*EXERCISE REQUIREMENTS*:
Keep only the lines where "name" appears.

━━ INFORMATION SHOWN

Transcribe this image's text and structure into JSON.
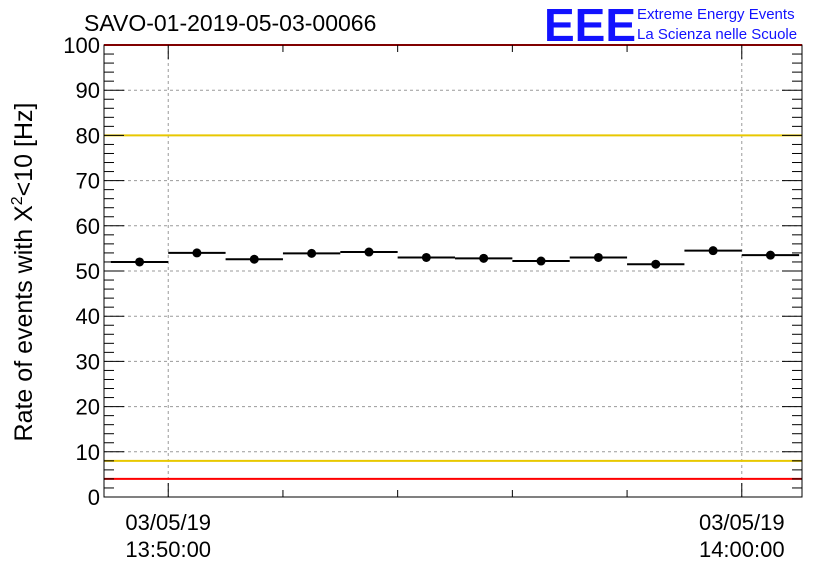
{
  "chart_data": {
    "type": "scatter",
    "title": "SAVO-01-2019-05-03-00066",
    "ylabel": "Rate of events with X<sup>2</sup><10 [Hz]",
    "ylabel_parts": {
      "before": "Rate of events with X",
      "sup": "2",
      "after": "<10 [Hz]"
    },
    "xlabel": "",
    "ylim": [
      0,
      100
    ],
    "yticks": [
      "0",
      "10",
      "20",
      "30",
      "40",
      "50",
      "60",
      "70",
      "80",
      "90",
      "100"
    ],
    "xlim_minutes": [
      -1.12,
      11.05
    ],
    "xticks": [
      {
        "minute": 0,
        "date": "03/05/19",
        "time": "13:50:00"
      },
      {
        "minute": 10,
        "date": "03/05/19",
        "time": "14:00:00"
      }
    ],
    "grid": true,
    "series": [
      {
        "name": "rate",
        "bin_width_minutes": 1.0,
        "x_minutes": [
          -0.5,
          0.5,
          1.5,
          2.5,
          3.5,
          4.5,
          5.5,
          6.5,
          7.5,
          8.5,
          9.5,
          10.5
        ],
        "values": [
          52.0,
          54.0,
          52.6,
          53.9,
          54.2,
          53.0,
          52.8,
          52.2,
          53.0,
          51.5,
          54.5,
          53.5
        ]
      }
    ],
    "reference_lines": [
      {
        "name": "red-upper",
        "y": 100,
        "color": "#ff0000"
      },
      {
        "name": "yellow-upper",
        "y": 80,
        "color": "#e8c800"
      },
      {
        "name": "yellow-lower",
        "y": 8,
        "color": "#e8c800"
      },
      {
        "name": "red-lower",
        "y": 4,
        "color": "#ff0000"
      }
    ]
  },
  "logo": {
    "mark": "EEE",
    "line1": "Extreme Energy Events",
    "line2": "La Scienza nelle Scuole",
    "color": "#1212ff"
  }
}
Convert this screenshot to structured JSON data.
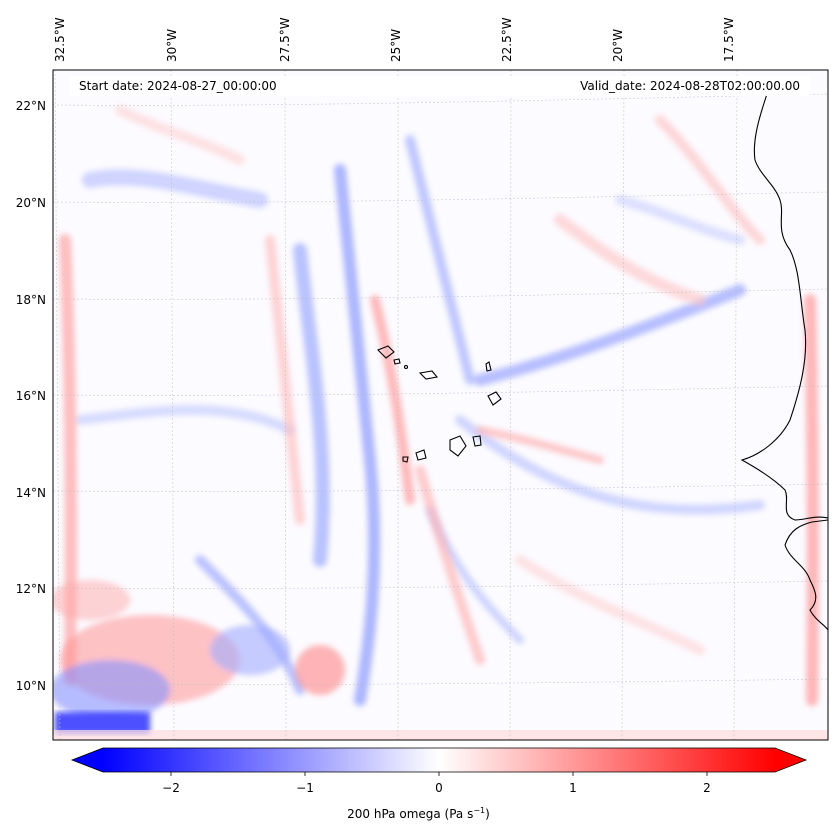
{
  "header": {
    "start_date": "Start date: 2024-08-27_00:00:00",
    "valid_date": "Valid_date: 2024-08-28T02:00:00.00"
  },
  "map": {
    "lon_labels": [
      "32.5°W",
      "30°W",
      "27.5°W",
      "25°W",
      "22.5°W",
      "20°W",
      "17.5°W"
    ],
    "lat_labels": [
      "22°N",
      "20°N",
      "18°N",
      "16°N",
      "14°N",
      "12°N",
      "10°N"
    ],
    "field": "omega",
    "colormap": "bwr",
    "blue_color": "#0000ff",
    "white_color": "#ffffff",
    "red_color": "#ff0000"
  },
  "colorbar": {
    "ticks": [
      "−2",
      "−1",
      "0",
      "1",
      "2"
    ],
    "label_main": "200 hPa omega (Pa s",
    "label_sup": "−1",
    "label_close": ")"
  }
}
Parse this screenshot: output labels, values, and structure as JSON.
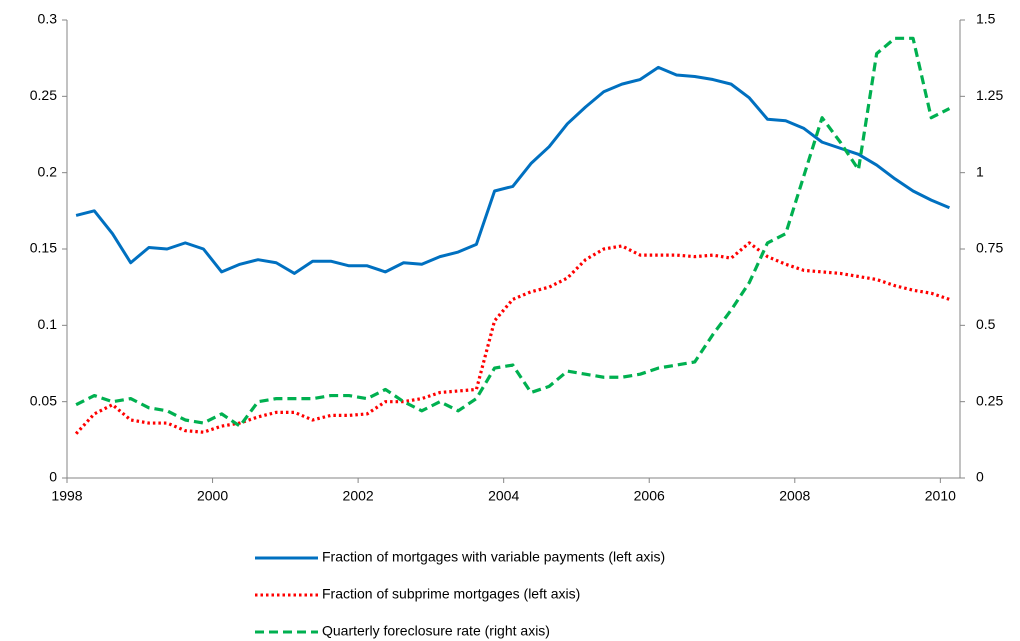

━━━━

*EXERCISE OUTPUT*:
        "name": "rate",
        "name": "red-upper",
        "name": "yellow-upper",
        "name": "yellow-lower",
        "name": "red-lower",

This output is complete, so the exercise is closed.